### EXTRACT TO READ
Content starts
American entrepreneur (born 1969)

Mike Repole (born January 21, 1969) is an American entrepreneur, businessman, and racehorse owner. He is best known for co-founding Glaceau (maker of Vitaminwater), which sold to Coca-Cola for $4.1 billion, and BODYARMOR SuperDrink, a sports drink manufacturer, which also sold to Coca-Cola for $5.6 billion.

==Personal life==
Repole was born on January 21, 1969, in Middle Village, Queens, New York City, to mother Annie Repole, a seamstress, and father Benny Repole, a waiter. Repole's parents, Italian immigrants, were devout Catholics. He grew up in Middle Village, and attended St. Margaret's Elementary and Holy Cross High School. Repole, the first in his family to go to college, went to St. John's University and graduated with a degree in Sports Administration.

Repole lives on Long Island with his wife Maria and their daughter.

Repole has acknowledged a personality profile consistent with hyperthymic temperament, including an unusually short sleep cycle, high energy, self-assurance and a constant need to be working on projects.
Content ends
Data items
Content starts
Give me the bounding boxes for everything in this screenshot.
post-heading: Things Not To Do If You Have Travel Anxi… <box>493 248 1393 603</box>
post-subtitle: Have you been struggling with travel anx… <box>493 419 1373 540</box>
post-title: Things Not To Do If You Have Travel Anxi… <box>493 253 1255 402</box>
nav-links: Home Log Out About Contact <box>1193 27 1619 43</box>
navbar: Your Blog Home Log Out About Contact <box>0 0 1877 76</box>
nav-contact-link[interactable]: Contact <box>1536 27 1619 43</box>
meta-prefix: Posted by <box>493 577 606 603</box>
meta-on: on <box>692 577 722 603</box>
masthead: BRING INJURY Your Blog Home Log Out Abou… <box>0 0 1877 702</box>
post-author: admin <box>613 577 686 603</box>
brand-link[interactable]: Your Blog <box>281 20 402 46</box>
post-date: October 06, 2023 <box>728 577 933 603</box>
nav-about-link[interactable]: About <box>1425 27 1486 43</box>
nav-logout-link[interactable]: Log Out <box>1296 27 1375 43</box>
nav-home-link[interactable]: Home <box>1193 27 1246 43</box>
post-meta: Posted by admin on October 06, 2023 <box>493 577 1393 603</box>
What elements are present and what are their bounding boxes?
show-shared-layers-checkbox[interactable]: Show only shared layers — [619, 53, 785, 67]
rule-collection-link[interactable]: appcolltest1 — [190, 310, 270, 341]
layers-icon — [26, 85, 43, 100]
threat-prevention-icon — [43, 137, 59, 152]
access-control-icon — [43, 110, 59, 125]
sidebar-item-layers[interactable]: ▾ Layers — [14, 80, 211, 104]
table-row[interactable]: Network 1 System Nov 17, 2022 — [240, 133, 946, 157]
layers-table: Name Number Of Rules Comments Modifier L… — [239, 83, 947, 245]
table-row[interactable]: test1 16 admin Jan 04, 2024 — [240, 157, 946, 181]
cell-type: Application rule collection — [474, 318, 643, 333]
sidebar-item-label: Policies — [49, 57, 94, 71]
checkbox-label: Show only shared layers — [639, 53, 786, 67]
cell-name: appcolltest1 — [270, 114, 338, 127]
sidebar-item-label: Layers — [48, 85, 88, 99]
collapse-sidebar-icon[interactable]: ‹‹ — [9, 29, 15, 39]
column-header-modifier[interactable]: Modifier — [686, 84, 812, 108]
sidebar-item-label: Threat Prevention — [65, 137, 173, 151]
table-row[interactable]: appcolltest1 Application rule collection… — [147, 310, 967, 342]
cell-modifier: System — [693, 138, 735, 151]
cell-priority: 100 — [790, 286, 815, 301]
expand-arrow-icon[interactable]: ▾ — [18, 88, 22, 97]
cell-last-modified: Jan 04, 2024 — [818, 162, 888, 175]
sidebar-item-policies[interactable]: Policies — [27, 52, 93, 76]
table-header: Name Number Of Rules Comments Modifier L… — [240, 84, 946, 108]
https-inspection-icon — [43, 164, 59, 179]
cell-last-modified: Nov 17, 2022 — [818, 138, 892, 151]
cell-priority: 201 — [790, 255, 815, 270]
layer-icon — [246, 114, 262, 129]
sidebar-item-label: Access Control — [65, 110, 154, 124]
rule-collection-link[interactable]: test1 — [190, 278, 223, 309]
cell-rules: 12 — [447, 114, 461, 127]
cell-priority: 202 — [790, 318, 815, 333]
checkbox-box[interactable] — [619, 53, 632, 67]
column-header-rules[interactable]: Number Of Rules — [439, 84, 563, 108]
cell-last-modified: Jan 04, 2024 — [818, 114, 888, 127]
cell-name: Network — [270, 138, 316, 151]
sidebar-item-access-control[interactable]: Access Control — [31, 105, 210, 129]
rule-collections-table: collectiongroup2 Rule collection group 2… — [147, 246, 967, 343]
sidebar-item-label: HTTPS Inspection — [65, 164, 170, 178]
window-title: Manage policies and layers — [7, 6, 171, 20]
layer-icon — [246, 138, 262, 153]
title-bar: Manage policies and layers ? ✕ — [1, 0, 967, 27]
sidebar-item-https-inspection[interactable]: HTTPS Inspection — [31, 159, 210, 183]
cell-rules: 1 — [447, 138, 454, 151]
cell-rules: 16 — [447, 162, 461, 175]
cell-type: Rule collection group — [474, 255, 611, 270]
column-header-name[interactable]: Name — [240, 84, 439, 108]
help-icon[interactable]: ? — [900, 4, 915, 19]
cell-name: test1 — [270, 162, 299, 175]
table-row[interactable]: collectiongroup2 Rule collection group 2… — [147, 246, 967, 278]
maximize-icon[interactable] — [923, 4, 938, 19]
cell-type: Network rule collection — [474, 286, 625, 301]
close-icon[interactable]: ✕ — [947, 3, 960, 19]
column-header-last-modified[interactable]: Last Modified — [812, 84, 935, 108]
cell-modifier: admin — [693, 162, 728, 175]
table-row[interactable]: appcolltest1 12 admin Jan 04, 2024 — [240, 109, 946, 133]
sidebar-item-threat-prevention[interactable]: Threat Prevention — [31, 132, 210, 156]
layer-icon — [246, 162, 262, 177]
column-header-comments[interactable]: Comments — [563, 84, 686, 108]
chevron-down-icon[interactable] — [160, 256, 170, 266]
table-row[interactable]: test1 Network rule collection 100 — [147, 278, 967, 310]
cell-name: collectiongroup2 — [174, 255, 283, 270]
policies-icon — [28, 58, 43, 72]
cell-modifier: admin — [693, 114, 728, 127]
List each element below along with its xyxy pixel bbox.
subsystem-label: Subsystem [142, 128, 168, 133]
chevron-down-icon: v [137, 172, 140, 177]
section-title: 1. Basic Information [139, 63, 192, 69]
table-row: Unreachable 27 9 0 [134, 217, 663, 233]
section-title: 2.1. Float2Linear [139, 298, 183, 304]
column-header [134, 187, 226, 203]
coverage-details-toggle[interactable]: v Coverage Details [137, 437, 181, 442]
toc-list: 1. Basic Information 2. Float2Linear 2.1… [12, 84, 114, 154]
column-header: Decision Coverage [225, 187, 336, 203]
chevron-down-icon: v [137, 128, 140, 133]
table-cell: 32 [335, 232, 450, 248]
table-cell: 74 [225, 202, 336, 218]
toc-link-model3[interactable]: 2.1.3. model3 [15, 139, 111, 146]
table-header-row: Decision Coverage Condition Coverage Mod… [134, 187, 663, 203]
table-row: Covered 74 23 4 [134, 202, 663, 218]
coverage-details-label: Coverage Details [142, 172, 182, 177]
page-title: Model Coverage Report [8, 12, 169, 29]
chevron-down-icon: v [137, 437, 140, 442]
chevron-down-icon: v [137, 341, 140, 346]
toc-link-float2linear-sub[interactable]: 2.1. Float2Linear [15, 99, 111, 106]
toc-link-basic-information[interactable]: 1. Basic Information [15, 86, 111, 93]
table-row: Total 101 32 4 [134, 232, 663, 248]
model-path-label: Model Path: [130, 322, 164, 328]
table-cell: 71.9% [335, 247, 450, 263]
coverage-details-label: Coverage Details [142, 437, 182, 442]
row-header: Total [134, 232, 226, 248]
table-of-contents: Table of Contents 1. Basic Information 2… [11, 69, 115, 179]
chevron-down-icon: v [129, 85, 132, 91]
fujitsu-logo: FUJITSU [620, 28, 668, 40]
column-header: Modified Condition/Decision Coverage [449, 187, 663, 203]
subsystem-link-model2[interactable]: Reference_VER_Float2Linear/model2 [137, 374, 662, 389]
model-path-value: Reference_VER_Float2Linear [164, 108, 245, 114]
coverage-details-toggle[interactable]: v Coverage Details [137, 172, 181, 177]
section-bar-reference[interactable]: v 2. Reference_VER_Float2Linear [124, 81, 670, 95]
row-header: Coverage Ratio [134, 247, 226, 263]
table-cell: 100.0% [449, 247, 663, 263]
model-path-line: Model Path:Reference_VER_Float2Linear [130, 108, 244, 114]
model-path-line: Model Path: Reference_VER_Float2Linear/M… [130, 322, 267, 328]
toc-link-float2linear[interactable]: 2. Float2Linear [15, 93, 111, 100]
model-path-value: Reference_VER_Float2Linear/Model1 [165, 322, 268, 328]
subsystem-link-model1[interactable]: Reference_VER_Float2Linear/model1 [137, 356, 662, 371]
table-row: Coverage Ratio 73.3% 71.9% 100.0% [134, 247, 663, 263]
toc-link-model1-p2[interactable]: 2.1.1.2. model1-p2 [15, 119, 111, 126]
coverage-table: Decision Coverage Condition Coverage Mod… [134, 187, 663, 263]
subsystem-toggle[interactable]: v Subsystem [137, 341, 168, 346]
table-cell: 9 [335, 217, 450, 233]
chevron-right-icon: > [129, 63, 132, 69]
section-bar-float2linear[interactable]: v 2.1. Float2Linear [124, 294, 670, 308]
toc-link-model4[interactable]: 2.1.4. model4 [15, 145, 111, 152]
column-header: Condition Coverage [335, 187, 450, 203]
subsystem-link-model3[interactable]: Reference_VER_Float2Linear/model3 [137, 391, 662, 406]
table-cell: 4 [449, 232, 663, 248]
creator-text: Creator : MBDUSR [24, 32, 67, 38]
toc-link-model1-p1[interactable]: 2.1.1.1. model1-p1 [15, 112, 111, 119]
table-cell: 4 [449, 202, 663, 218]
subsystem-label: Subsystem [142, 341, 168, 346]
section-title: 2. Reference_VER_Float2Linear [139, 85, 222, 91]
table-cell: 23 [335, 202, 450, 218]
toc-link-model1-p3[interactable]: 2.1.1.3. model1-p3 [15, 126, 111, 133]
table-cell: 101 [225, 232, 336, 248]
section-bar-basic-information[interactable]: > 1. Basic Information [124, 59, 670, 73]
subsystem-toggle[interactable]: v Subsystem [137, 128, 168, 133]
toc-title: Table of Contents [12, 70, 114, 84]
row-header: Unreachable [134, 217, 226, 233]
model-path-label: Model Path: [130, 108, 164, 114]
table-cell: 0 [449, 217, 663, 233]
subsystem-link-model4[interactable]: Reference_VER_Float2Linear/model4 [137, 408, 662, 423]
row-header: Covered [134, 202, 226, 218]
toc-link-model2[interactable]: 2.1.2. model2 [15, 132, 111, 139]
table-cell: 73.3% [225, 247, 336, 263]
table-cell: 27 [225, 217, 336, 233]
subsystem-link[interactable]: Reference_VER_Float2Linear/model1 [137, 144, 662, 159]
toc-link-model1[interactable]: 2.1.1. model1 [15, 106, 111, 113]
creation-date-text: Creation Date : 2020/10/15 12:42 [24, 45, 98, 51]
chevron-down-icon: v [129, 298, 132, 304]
Content ends
In the biography of Mike Repole, what degree did he graduate with from St. John's University? The entries are not needed for this.

### SOLUTION BELOW
A degree in Sports Administration.